> Instructions to follow
Report how many lines in the listing below include the word "body". Write nothing besides the number.

> Dataset
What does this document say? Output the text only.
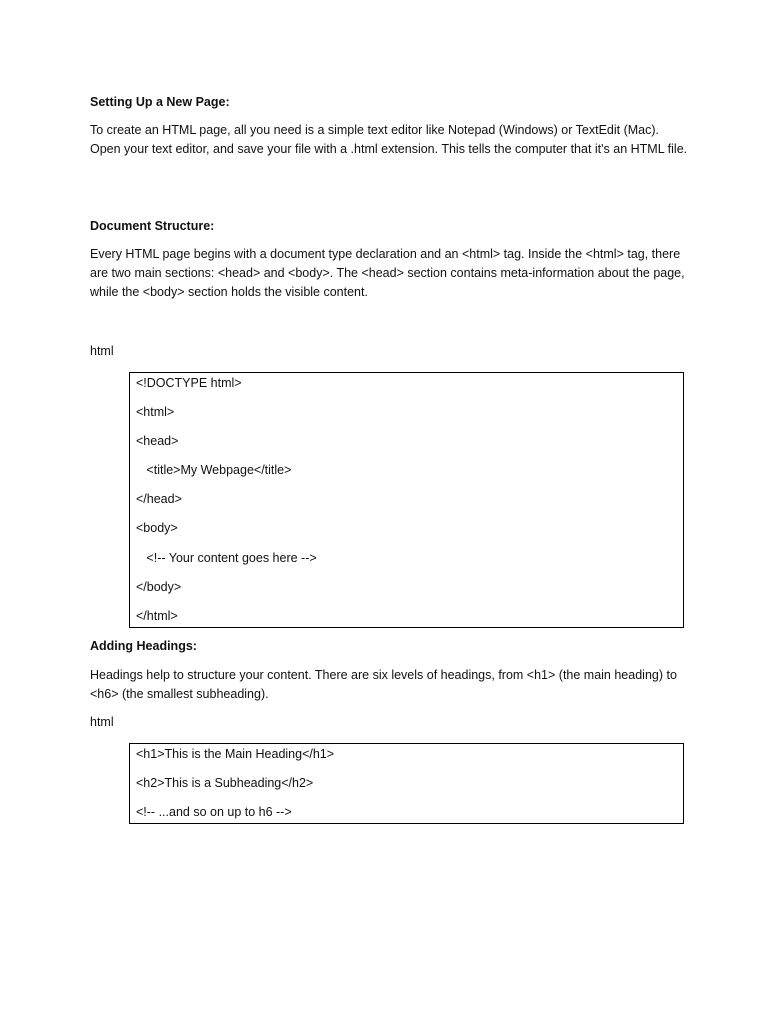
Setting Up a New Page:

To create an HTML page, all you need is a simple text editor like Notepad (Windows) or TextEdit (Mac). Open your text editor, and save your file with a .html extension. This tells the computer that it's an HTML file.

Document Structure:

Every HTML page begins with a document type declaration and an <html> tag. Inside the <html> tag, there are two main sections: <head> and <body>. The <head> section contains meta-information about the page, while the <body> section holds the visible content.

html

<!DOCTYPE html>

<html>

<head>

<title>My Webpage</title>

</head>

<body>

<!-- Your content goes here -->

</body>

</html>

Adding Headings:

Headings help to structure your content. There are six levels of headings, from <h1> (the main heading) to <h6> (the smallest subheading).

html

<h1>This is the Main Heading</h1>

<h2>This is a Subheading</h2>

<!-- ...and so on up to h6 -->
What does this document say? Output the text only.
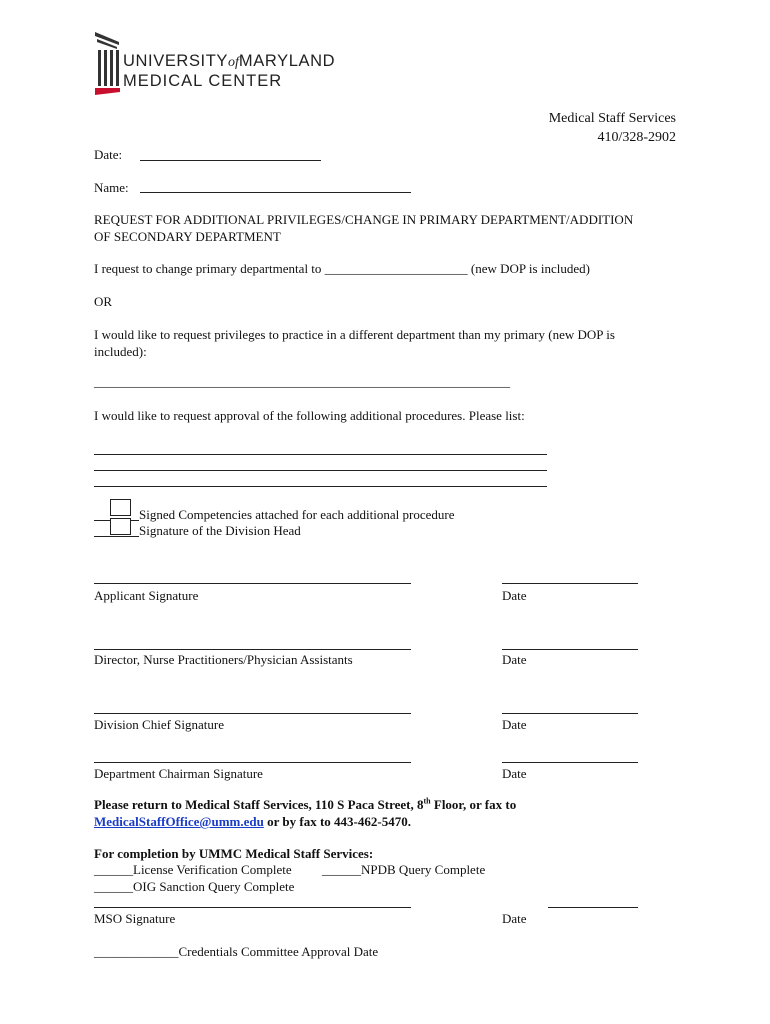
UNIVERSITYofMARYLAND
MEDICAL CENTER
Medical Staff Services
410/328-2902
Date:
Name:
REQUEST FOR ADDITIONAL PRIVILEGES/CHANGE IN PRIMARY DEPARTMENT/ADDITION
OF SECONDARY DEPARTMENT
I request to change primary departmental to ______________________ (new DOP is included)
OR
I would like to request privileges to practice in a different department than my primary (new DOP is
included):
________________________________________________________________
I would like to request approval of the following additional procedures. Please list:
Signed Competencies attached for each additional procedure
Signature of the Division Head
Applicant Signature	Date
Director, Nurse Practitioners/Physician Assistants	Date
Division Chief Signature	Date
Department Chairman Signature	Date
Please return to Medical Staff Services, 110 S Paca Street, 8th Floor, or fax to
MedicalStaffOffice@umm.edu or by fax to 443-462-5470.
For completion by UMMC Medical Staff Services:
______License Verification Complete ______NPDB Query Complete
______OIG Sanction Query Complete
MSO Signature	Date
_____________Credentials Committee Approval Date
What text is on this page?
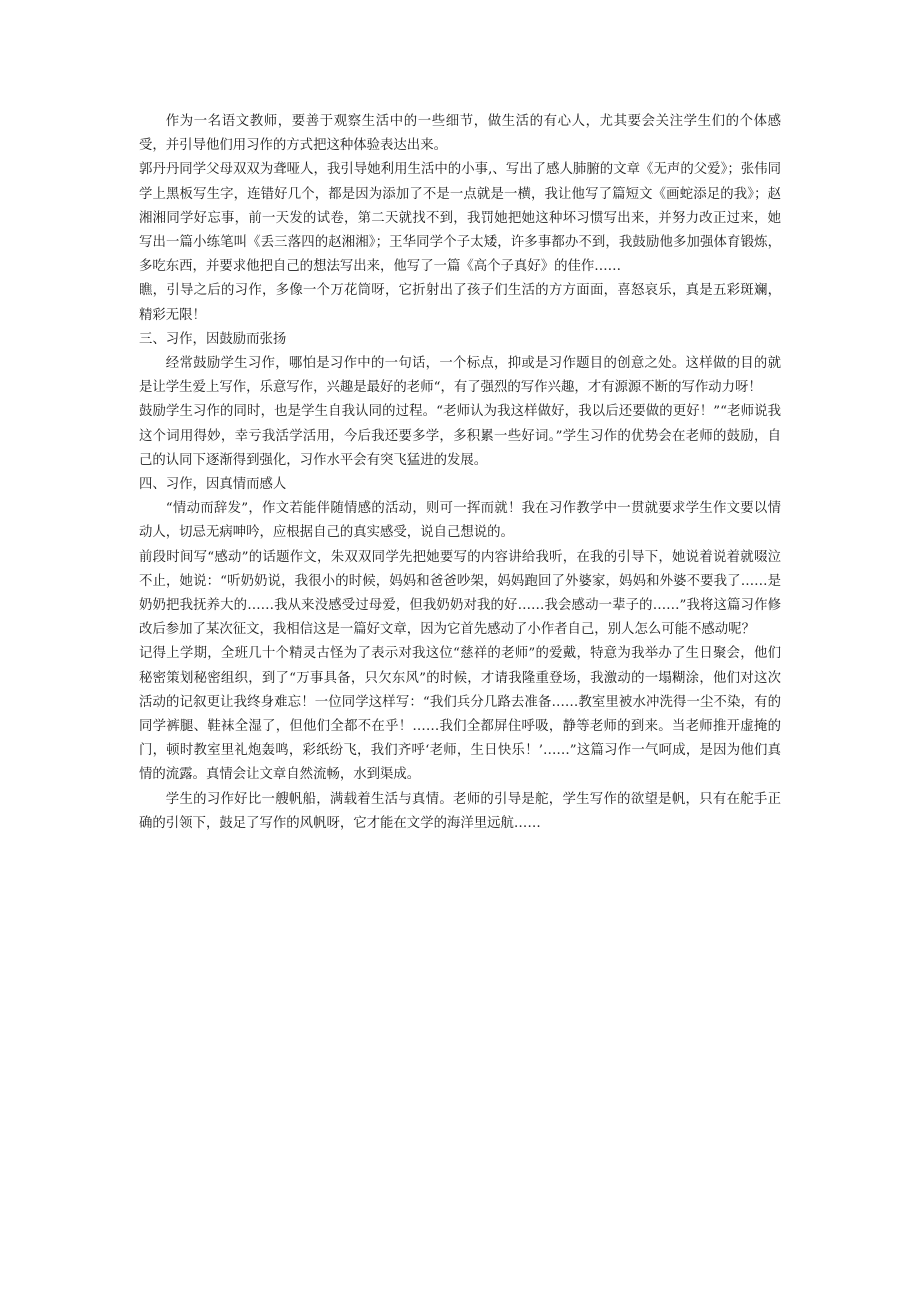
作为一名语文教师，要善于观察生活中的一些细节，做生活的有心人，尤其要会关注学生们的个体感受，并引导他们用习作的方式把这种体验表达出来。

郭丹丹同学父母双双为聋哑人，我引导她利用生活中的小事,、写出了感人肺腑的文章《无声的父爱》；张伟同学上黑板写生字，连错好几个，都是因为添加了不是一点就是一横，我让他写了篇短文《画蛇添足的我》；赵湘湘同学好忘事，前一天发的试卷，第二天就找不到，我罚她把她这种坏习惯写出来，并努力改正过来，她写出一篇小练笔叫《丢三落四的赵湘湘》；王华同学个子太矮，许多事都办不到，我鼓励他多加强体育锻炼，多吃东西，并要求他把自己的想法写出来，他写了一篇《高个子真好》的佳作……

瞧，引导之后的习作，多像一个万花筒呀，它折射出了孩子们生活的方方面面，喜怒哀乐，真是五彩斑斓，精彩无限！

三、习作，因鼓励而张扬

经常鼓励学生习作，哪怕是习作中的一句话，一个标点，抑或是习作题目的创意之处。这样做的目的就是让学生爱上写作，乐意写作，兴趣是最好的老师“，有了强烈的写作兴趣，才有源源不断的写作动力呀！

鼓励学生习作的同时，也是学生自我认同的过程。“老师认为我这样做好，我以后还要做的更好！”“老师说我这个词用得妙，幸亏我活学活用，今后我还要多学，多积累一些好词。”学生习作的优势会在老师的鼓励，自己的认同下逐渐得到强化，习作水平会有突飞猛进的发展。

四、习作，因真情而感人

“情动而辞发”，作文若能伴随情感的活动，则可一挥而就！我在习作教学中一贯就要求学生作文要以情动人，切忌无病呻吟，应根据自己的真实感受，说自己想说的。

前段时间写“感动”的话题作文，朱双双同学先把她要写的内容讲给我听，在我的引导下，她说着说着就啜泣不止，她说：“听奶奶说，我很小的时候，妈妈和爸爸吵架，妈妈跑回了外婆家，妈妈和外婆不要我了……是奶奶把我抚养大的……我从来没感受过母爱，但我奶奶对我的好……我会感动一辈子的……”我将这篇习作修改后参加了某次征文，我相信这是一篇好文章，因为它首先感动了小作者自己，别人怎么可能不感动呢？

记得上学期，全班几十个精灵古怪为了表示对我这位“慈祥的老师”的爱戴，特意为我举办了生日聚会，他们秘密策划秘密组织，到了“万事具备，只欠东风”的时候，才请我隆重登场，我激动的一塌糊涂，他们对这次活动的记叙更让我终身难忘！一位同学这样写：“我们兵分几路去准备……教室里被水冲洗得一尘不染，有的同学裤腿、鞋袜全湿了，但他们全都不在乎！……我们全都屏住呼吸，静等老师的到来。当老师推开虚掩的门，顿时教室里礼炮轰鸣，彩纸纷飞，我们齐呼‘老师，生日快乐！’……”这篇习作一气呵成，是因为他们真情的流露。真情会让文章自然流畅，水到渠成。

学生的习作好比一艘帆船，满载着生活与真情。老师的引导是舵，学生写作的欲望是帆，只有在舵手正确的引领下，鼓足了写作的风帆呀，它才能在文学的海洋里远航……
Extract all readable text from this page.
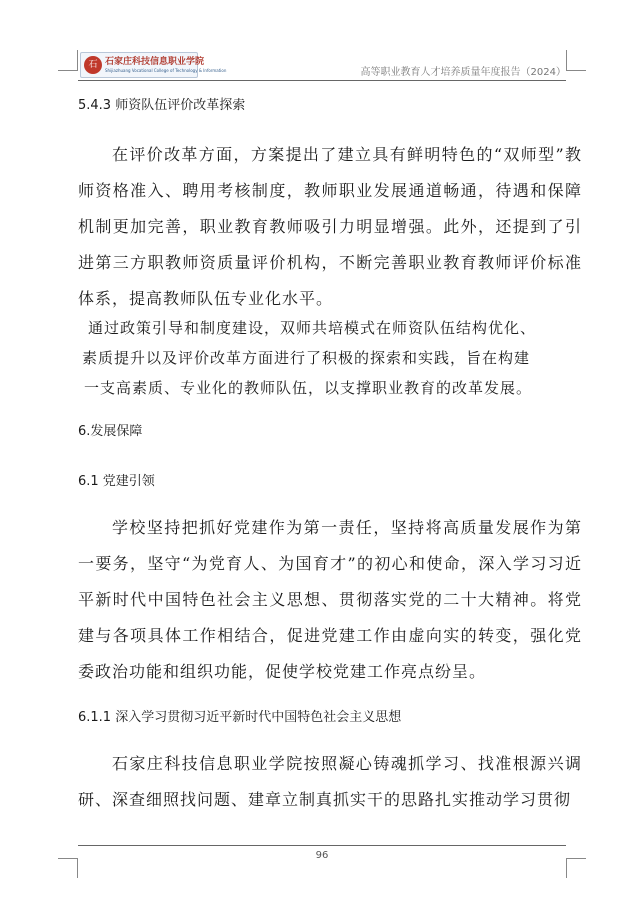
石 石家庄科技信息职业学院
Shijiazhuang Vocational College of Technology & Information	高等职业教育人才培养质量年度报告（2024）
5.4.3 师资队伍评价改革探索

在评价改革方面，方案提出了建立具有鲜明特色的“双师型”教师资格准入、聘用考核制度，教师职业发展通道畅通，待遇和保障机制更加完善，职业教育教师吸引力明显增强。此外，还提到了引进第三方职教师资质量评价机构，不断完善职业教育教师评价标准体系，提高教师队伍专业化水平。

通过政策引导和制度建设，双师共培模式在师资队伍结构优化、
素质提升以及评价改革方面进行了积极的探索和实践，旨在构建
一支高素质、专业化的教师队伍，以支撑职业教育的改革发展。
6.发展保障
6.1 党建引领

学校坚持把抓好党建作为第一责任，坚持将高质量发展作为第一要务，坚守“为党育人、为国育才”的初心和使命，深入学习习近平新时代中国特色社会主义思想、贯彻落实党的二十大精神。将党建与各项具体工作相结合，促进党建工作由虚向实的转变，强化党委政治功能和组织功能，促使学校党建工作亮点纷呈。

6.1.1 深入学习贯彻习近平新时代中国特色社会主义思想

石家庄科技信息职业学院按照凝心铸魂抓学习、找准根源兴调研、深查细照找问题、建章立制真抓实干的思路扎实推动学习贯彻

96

> Solution
3